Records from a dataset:

= = = = = = =

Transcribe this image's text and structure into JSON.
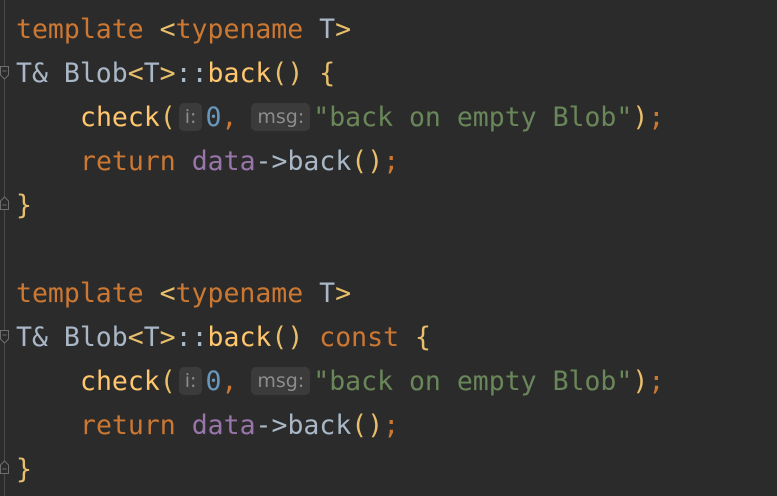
{
  "code": {
    "block1": {
      "line1": {
        "template": "template",
        "open": "<",
        "typename": "typename",
        "param": " T",
        "close": ">"
      },
      "line2": {
        "ret": "T&",
        "cls": "Blob",
        "targs_open": "<",
        "targs": "T",
        "targs_close": ">",
        "scope": "::",
        "fn": "back",
        "parens": "()",
        "brace": "{"
      },
      "line3": {
        "fn": "check",
        "paren_open": "(",
        "hint_i": "i:",
        "arg0": "0",
        "comma": ",",
        "hint_msg": "msg:",
        "arg1": "\"back on empty Blob\"",
        "paren_close": ")",
        "semi": ";"
      },
      "line4": {
        "kw": "return",
        "field": "data",
        "arrow": "->",
        "fn": "back",
        "parens": "()",
        "semi": ";"
      },
      "line5": {
        "brace": "}"
      }
    },
    "block2": {
      "line1": {
        "template": "template",
        "open": "<",
        "typename": "typename",
        "param": " T",
        "close": ">"
      },
      "line2": {
        "ret": "T&",
        "cls": "Blob",
        "targs_open": "<",
        "targs": "T",
        "targs_close": ">",
        "scope": "::",
        "fn": "back",
        "parens": "()",
        "const": "const",
        "brace": "{"
      },
      "line3": {
        "fn": "check",
        "paren_open": "(",
        "hint_i": "i:",
        "arg0": "0",
        "comma": ",",
        "hint_msg": "msg:",
        "arg1": "\"back on empty Blob\"",
        "paren_close": ")",
        "semi": ";"
      },
      "line4": {
        "kw": "return",
        "field": "data",
        "arrow": "->",
        "fn": "back",
        "parens": "()",
        "semi": ";"
      },
      "line5": {
        "brace": "}"
      }
    }
  },
  "colors": {
    "background": "#2b2b2b",
    "keyword": "#cc7832",
    "function": "#ffc66d",
    "string": "#6a8759",
    "number": "#6897bb",
    "field": "#9876aa",
    "text": "#a9b7c6",
    "hint_bg": "#3b3b3b",
    "hint_text": "#8c8c8c"
  },
  "icons": {
    "fold_open": "fold-open-icon",
    "fold_close": "fold-close-icon"
  }
}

= = = = = = =

__Aim of the exercise__:
All the lines above are to be given again exactly as they read, with the pictures removed.

__Task solution__:
Transcribe this image's text and structure into JSON.
{
  "code": {
    "block1": {
      "line1": {
        "template": "template",
        "open": "<",
        "typename": "typename",
        "param": " T",
        "close": ">"
      },
      "line2": {
        "ret": "T&",
        "cls": "Blob",
        "targs_open": "<",
        "targs": "T",
        "targs_close": ">",
        "scope": "::",
        "fn": "back",
        "parens": "()",
        "brace": "{"
      },
      "line3": {
        "fn": "check",
        "paren_open": "(",
        "hint_i": "i:",
        "arg0": "0",
        "comma": ",",
        "hint_msg": "msg:",
        "arg1": "\"back on empty Blob\"",
        "paren_close": ")",
        "semi": ";"
      },
      "line4": {
        "kw": "return",
        "field": "data",
        "arrow": "->",
        "fn": "back",
        "parens": "()",
        "semi": ";"
      },
      "line5": {
        "brace": "}"
      }
    },
    "block2": {
      "line1": {
        "template": "template",
        "open": "<",
        "typename": "typename",
        "param": " T",
        "close": ">"
      },
      "line2": {
        "ret": "T&",
        "cls": "Blob",
        "targs_open": "<",
        "targs": "T",
        "targs_close": ">",
        "scope": "::",
        "fn": "back",
        "parens": "()",
        "const": "const",
        "brace": "{"
      },
      "line3": {
        "fn": "check",
        "paren_open": "(",
        "hint_i": "i:",
        "arg0": "0",
        "comma": ",",
        "hint_msg": "msg:",
        "arg1": "\"back on empty Blob\"",
        "paren_close": ")",
        "semi": ";"
      },
      "line4": {
        "kw": "return",
        "field": "data",
        "arrow": "->",
        "fn": "back",
        "parens": "()",
        "semi": ";"
      },
      "line5": {
        "brace": "}"
      }
    }
  },
  "colors": {
    "background": "#2b2b2b",
    "keyword": "#cc7832",
    "function": "#ffc66d",
    "string": "#6a8759",
    "number": "#6897bb",
    "field": "#9876aa",
    "text": "#a9b7c6",
    "hint_bg": "#3b3b3b",
    "hint_text": "#8c8c8c"
  },
  "icons": {
    "fold_open": "fold-open-icon",
    "fold_close": "fold-close-icon"
  }
}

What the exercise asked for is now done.